## Start

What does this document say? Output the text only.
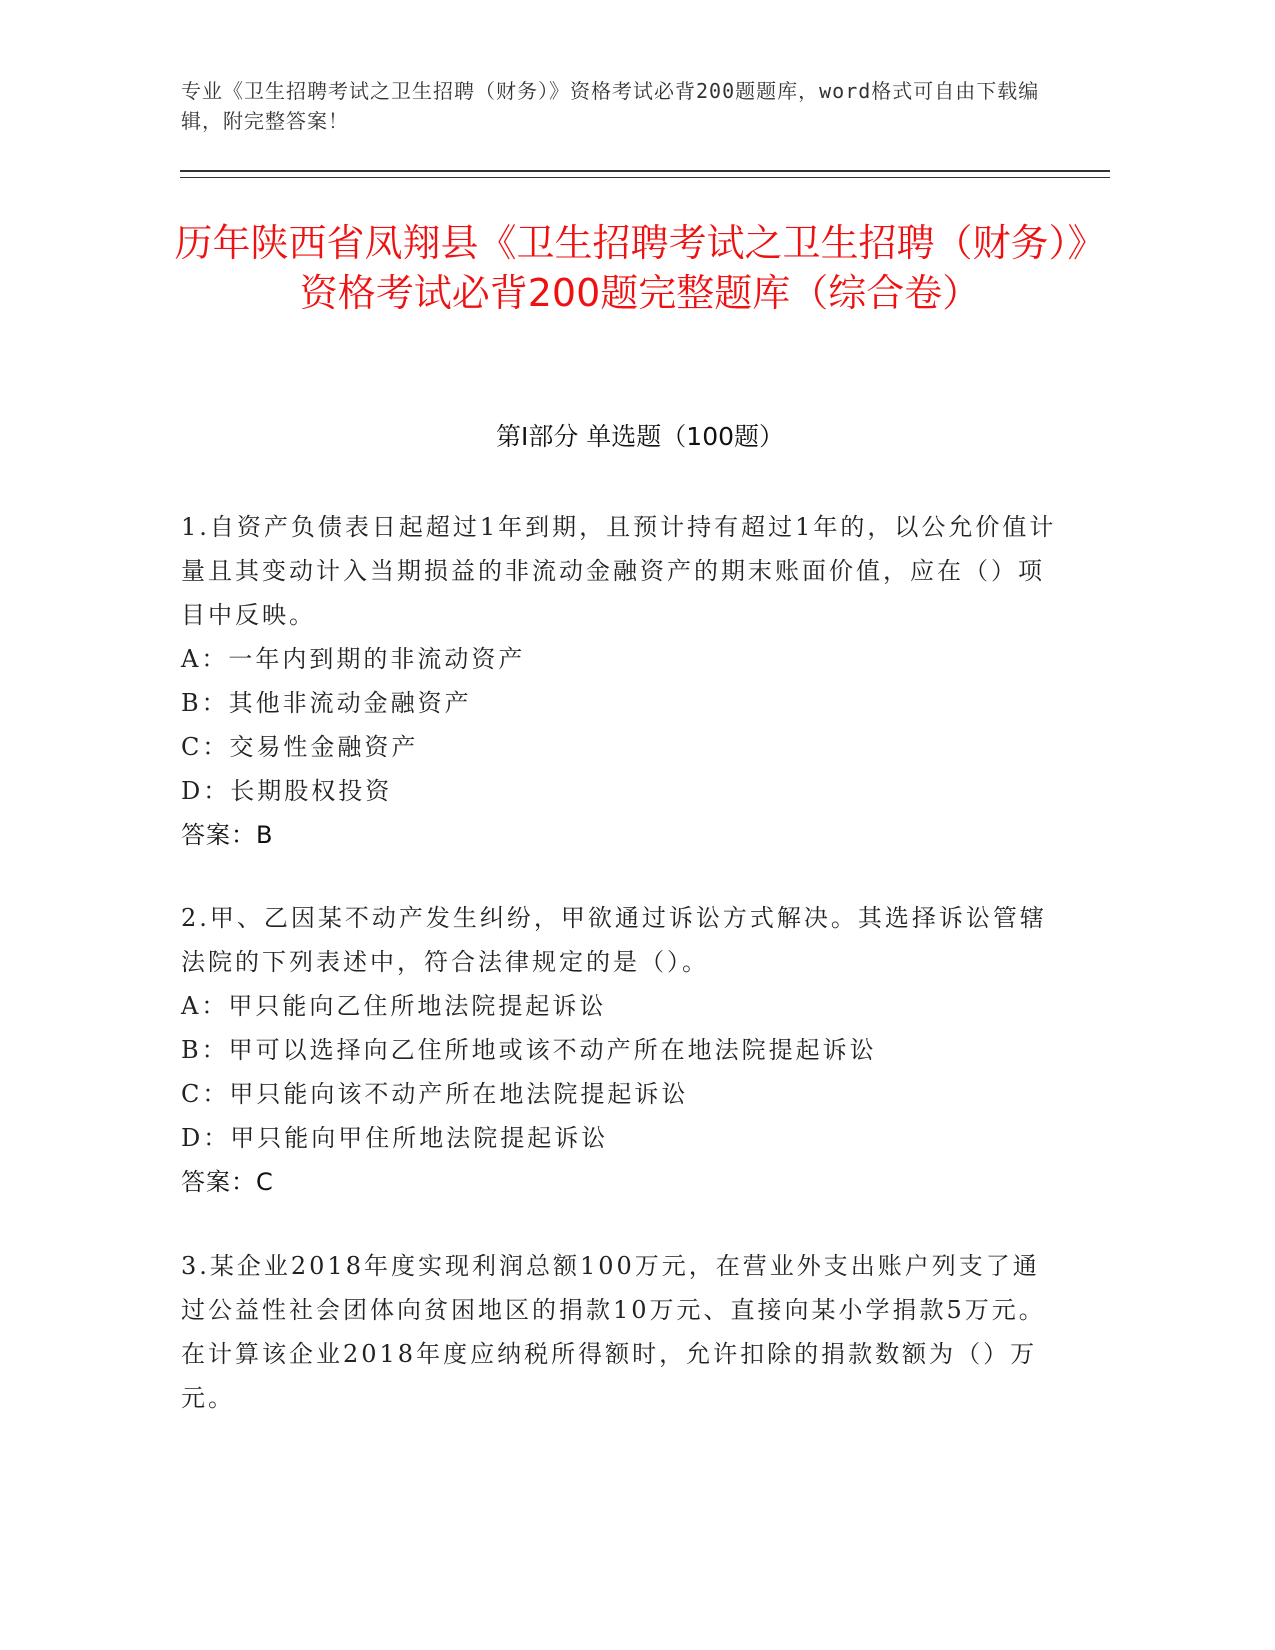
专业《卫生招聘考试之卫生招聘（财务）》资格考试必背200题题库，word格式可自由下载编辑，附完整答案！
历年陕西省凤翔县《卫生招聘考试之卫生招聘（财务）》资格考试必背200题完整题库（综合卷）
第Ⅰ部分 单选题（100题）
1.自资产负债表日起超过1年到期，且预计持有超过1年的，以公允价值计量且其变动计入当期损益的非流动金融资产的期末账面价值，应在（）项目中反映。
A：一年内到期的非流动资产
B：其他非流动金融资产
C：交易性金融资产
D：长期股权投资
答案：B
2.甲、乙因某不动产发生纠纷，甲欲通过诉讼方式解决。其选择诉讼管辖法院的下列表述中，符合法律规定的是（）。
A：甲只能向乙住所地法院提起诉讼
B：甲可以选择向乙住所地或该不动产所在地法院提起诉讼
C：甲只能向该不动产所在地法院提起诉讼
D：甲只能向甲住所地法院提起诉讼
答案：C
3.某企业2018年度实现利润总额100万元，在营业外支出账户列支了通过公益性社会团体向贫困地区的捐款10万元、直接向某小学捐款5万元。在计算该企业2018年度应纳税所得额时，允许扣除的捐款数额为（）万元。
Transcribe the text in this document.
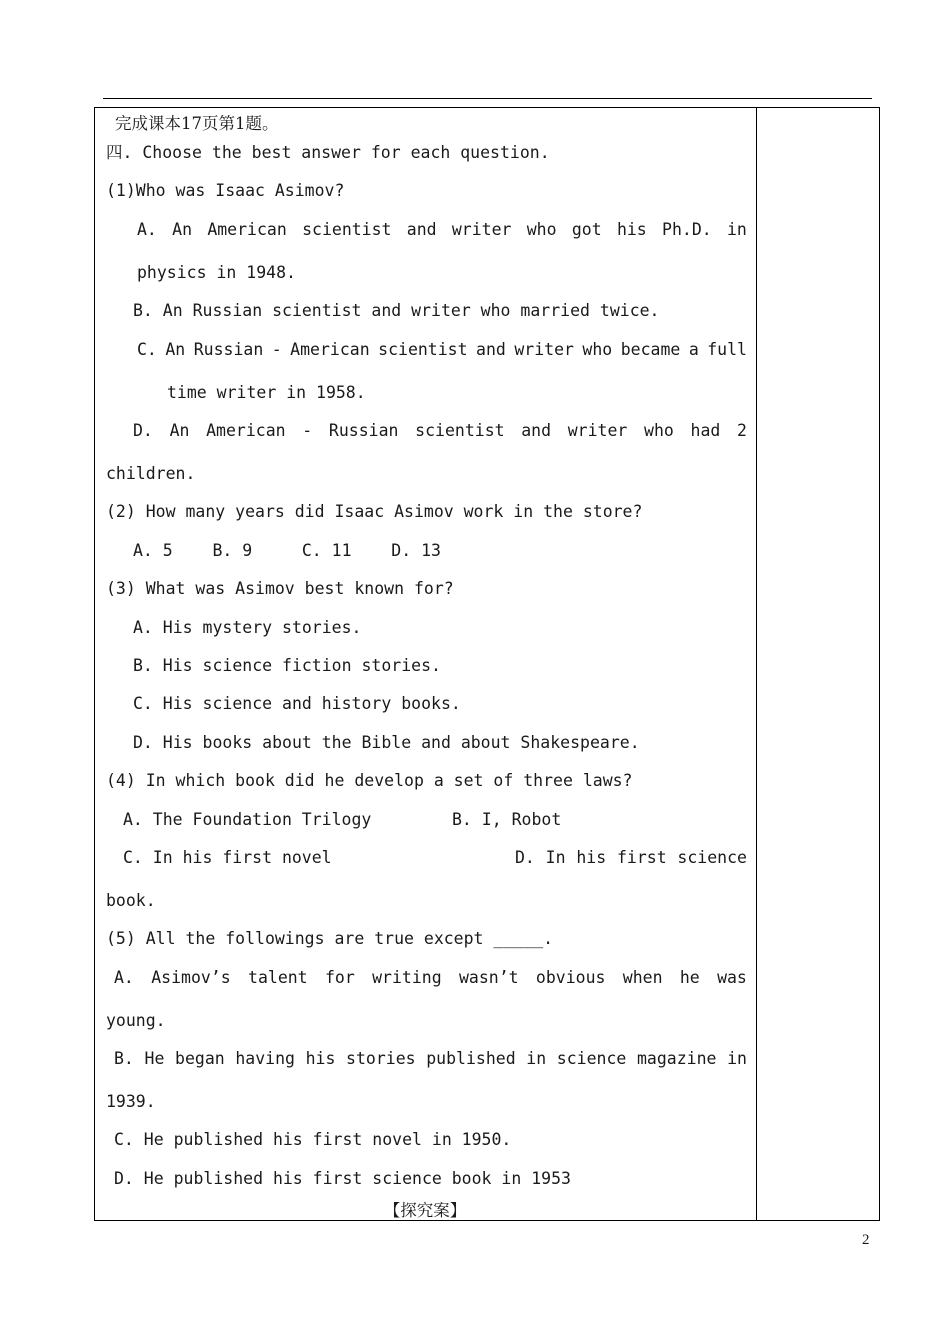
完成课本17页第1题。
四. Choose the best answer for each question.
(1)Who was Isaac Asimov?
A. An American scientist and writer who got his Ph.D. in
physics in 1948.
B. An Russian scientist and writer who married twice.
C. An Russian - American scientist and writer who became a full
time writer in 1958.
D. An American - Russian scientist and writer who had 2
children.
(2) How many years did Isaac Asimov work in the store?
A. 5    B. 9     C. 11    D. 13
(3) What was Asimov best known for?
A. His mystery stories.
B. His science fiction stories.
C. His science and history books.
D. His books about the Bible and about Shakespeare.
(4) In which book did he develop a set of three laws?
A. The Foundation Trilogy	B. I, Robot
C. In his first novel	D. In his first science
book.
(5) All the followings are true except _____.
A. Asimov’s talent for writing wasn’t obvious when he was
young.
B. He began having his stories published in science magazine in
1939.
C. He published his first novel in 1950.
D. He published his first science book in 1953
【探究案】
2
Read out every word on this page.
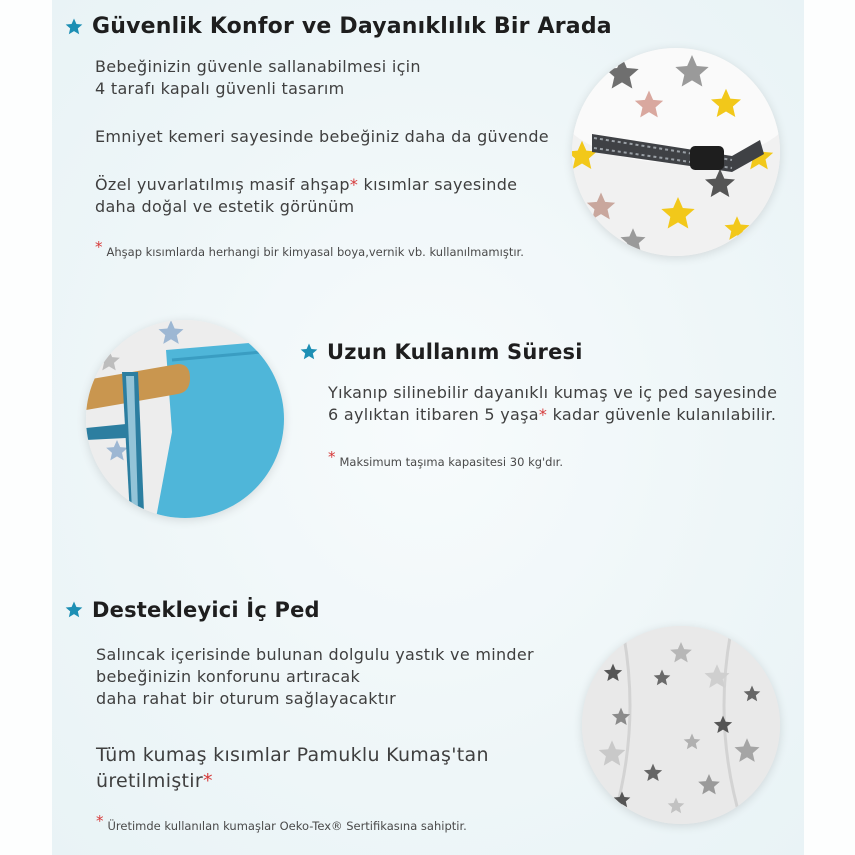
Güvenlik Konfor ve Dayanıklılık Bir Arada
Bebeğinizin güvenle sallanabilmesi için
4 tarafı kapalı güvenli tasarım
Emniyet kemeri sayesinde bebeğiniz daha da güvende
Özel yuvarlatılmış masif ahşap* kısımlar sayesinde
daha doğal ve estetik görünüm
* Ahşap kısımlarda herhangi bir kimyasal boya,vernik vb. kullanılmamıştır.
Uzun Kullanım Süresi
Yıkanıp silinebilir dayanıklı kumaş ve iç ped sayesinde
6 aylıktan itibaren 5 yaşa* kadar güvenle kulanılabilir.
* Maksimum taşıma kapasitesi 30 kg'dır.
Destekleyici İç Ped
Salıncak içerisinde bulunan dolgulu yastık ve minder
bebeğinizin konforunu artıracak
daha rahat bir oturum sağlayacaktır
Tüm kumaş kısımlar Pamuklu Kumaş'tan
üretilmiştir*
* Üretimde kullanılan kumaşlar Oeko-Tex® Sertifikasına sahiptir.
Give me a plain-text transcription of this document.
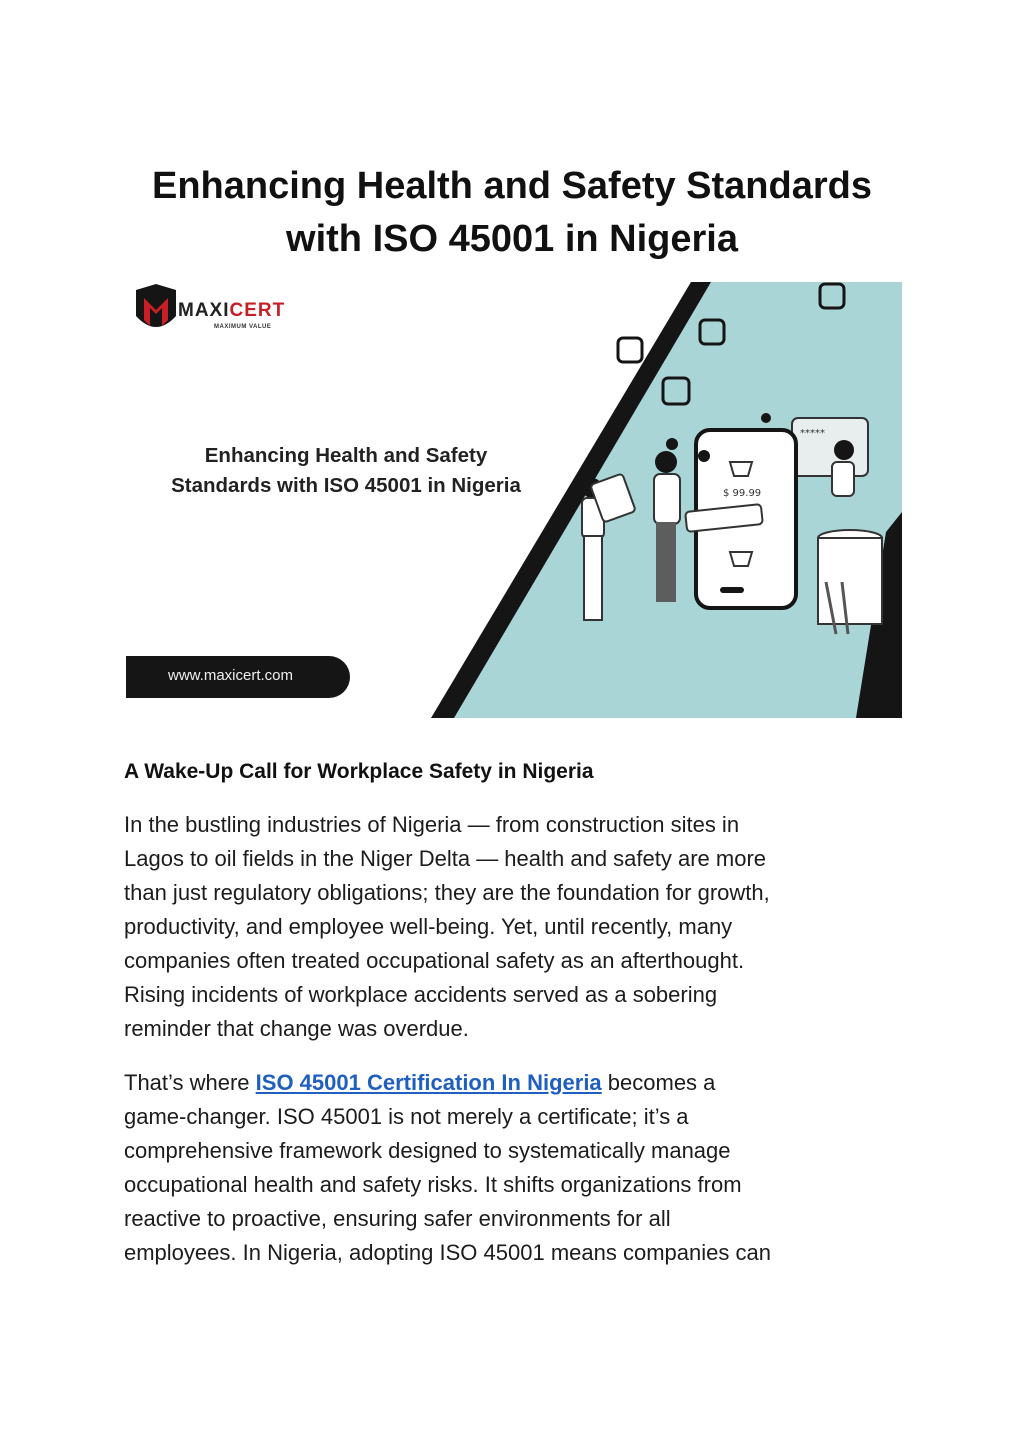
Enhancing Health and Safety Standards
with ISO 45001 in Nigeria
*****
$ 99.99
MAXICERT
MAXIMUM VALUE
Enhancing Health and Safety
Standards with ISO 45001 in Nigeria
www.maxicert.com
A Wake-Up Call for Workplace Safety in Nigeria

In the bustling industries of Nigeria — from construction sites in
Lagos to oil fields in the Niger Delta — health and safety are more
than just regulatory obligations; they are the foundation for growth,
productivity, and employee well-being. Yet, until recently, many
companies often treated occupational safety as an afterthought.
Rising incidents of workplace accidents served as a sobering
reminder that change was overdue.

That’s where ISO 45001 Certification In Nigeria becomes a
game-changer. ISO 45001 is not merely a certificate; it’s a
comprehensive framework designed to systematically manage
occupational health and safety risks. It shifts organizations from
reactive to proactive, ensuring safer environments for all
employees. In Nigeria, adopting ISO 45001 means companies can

## End

▶ [Your goal]: Copy all the data exactly as written, but skip any picture.

▶ [Output of the exercise]:
What does this document say? Output the text only.
专业《卫生招聘考试之卫生招聘（财务）》资格考试必背200题题库，word格式可自由下载编辑，附完整答案！
历年陕西省凤翔县《卫生招聘考试之卫生招聘（财务）》资格考试必背200题完整题库（综合卷）
第Ⅰ部分 单选题（100题）
1.自资产负债表日起超过1年到期，且预计持有超过1年的，以公允价值计量且其变动计入当期损益的非流动金融资产的期末账面价值，应在（）项目中反映。
A：一年内到期的非流动资产
B：其他非流动金融资产
C：交易性金融资产
D：长期股权投资
答案：B
2.甲、乙因某不动产发生纠纷，甲欲通过诉讼方式解决。其选择诉讼管辖法院的下列表述中，符合法律规定的是（）。
A：甲只能向乙住所地法院提起诉讼
B：甲可以选择向乙住所地或该不动产所在地法院提起诉讼
C：甲只能向该不动产所在地法院提起诉讼
D：甲只能向甲住所地法院提起诉讼
答案：C
3.某企业2018年度实现利润总额100万元，在营业外支出账户列支了通过公益性社会团体向贫困地区的捐款10万元、直接向某小学捐款5万元。在计算该企业2018年度应纳税所得额时，允许扣除的捐款数额为（）万元。
Transcribe the text in this document.
完成课本17页第1题。
四. Choose the best answer for each question.
(1)Who was Isaac Asimov?
A. An American scientist and writer who got his Ph.D. in
physics in 1948.
B. An Russian scientist and writer who married twice.
C. An Russian - American scientist and writer who became a full
time writer in 1958.
D. An American - Russian scientist and writer who had 2
children.
(2) How many years did Isaac Asimov work in the store?
A. 5    B. 9     C. 11    D. 13
(3) What was Asimov best known for?
A. His mystery stories.
B. His science fiction stories.
C. His science and history books.
D. His books about the Bible and about Shakespeare.
(4) In which book did he develop a set of three laws?
A. The Foundation Trilogy	B. I, Robot
C. In his first novel	D. In his first science
book.
(5) All the followings are true except _____.
A. Asimov’s talent for writing wasn’t obvious when he was
young.
B. He began having his stories published in science magazine in
1939.
C. He published his first novel in 1950.
D. He published his first science book in 1953
【探究案】
2
Read out every word on this page.
Güvenlik Konfor ve Dayanıklılık Bir Arada
Bebeğinizin güvenle sallanabilmesi için
4 tarafı kapalı güvenli tasarım
Emniyet kemeri sayesinde bebeğiniz daha da güvende
Özel yuvarlatılmış masif ahşap* kısımlar sayesinde
daha doğal ve estetik görünüm
* Ahşap kısımlarda herhangi bir kimyasal boya,vernik vb. kullanılmamıştır.
Uzun Kullanım Süresi
Yıkanıp silinebilir dayanıklı kumaş ve iç ped sayesinde
6 aylıktan itibaren 5 yaşa* kadar güvenle kulanılabilir.
* Maksimum taşıma kapasitesi 30 kg'dır.
Destekleyici İç Ped
Salıncak içerisinde bulunan dolgulu yastık ve minder
bebeğinizin konforunu artıracak
daha rahat bir oturum sağlayacaktır
Tüm kumaş kısımlar Pamuklu Kumaş'tan
üretilmiştir*
* Üretimde kullanılan kumaşlar Oeko-Tex® Sertifikasına sahiptir.
Give me a plain-text transcription of this document.
Enhancing Health and Safety Standards
with ISO 45001 in Nigeria
*****
$ 99.99
MAXICERT
MAXIMUM VALUE
Enhancing Health and Safety
Standards with ISO 45001 in Nigeria
www.maxicert.com
A Wake-Up Call for Workplace Safety in Nigeria

In the bustling industries of Nigeria — from construction sites in
Lagos to oil fields in the Niger Delta — health and safety are more
than just regulatory obligations; they are the foundation for growth,
productivity, and employee well-being. Yet, until recently, many
companies often treated occupational safety as an afterthought.
Rising incidents of workplace accidents served as a sobering
reminder that change was overdue.

That’s where ISO 45001 Certification In Nigeria becomes a
game-changer. ISO 45001 is not merely a certificate; it’s a
comprehensive framework designed to systematically manage
occupational health and safety risks. It shifts organizations from
reactive to proactive, ensuring safer environments for all
employees. In Nigeria, adopting ISO 45001 means companies can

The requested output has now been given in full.